#### Given exercise:
Filter the entries below, keeping only lines with the word "JSON".

#### Given entries:
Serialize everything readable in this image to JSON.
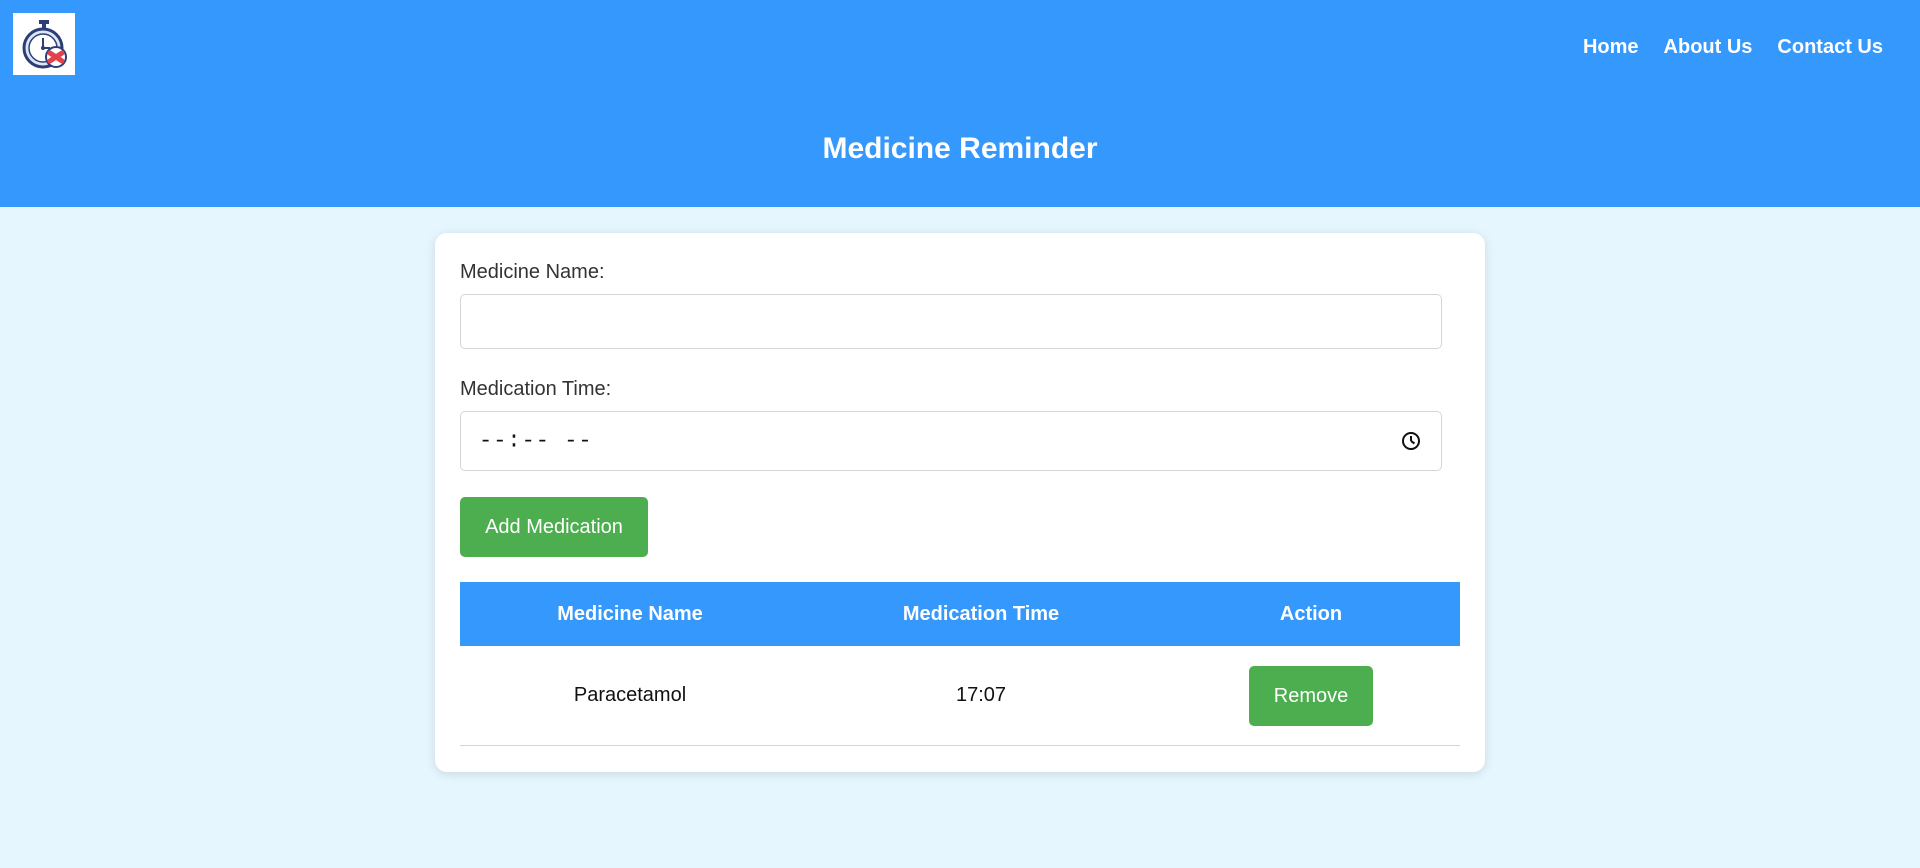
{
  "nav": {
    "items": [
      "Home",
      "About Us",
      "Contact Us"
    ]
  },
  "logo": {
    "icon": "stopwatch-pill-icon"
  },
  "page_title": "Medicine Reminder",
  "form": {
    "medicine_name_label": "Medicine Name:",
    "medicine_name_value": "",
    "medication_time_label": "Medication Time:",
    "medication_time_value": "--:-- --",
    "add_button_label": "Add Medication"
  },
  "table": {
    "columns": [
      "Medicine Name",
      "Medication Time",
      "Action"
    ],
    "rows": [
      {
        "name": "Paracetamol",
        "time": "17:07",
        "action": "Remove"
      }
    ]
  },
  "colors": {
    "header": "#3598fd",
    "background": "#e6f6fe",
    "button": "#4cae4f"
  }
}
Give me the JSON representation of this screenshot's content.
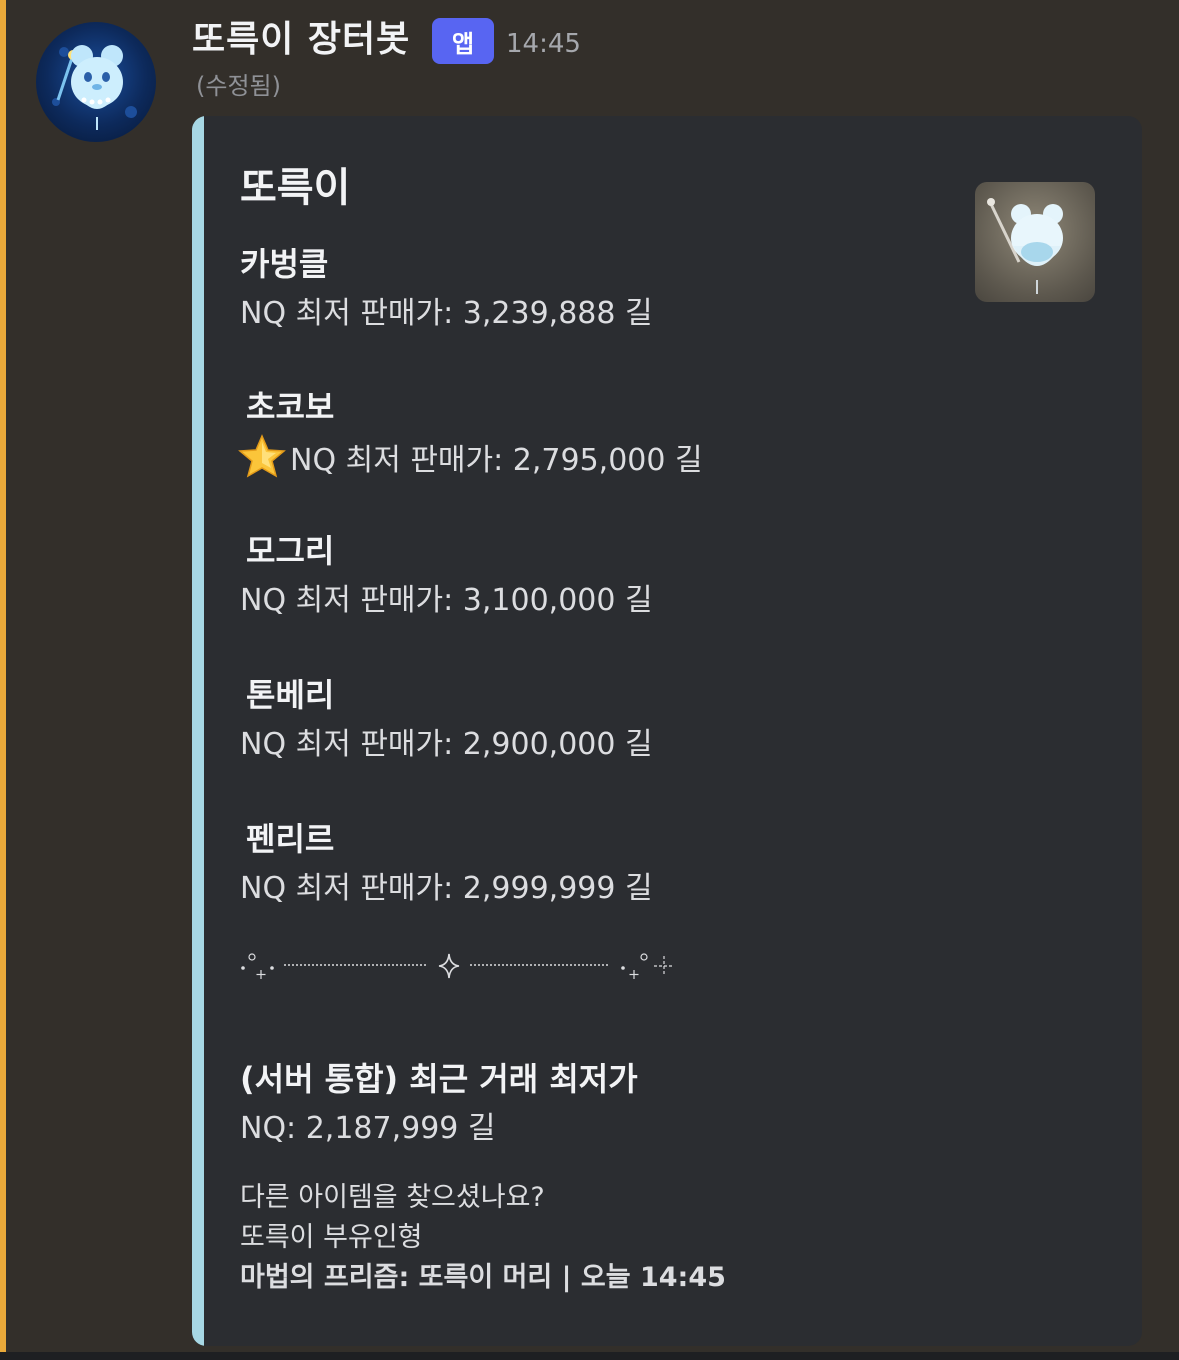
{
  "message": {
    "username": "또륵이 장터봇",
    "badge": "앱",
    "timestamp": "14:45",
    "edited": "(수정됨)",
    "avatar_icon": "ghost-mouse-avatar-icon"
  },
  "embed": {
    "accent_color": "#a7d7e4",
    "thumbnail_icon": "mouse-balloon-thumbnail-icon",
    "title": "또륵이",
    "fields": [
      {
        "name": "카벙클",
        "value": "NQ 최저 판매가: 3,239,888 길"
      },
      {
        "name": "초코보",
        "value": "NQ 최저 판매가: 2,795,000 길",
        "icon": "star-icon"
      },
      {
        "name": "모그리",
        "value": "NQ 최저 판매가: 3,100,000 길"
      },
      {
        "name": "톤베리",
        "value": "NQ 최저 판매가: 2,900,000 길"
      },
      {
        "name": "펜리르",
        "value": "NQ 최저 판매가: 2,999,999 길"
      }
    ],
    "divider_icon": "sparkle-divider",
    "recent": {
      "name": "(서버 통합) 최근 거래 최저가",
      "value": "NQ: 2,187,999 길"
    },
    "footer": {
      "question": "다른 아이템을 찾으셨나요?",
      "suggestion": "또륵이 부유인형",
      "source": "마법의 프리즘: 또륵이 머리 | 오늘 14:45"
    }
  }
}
---
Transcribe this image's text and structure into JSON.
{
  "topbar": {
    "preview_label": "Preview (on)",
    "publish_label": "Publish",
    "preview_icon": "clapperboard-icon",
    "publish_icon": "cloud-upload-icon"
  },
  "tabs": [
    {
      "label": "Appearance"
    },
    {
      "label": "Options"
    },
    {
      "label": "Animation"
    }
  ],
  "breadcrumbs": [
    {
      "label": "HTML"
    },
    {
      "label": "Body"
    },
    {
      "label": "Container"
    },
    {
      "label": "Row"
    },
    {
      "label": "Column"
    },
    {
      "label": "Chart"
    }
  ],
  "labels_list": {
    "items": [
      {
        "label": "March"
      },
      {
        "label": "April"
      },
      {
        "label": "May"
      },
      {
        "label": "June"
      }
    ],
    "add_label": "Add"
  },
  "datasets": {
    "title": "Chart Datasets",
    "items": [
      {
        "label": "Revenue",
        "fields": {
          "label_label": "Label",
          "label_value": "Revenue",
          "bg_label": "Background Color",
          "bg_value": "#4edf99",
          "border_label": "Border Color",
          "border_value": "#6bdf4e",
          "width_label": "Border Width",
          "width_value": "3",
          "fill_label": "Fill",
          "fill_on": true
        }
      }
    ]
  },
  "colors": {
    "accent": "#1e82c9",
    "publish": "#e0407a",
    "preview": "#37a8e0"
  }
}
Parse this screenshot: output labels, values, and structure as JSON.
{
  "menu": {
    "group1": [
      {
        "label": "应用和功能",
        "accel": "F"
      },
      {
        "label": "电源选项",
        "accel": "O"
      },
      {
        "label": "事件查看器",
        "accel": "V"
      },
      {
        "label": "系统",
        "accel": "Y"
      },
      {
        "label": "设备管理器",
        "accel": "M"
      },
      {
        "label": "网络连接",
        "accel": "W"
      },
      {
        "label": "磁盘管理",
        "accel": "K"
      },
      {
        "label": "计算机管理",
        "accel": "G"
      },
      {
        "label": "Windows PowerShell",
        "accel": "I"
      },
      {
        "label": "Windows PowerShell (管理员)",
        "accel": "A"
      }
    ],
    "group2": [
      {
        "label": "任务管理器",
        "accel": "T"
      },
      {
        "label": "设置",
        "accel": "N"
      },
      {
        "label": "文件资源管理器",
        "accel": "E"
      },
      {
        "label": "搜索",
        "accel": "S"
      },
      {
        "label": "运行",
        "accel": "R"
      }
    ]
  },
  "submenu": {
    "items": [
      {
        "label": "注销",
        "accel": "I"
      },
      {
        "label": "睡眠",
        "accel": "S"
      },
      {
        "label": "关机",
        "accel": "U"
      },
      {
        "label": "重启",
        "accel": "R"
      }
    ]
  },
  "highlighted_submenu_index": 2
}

#### Final answer:
Serialize everything readable in this image to JSON.
Give me the JSON representation of this screenshot's content.
Transcribe this image's text and structure into JSON.
Parse this screenshot: output labels, values, and structure as JSON.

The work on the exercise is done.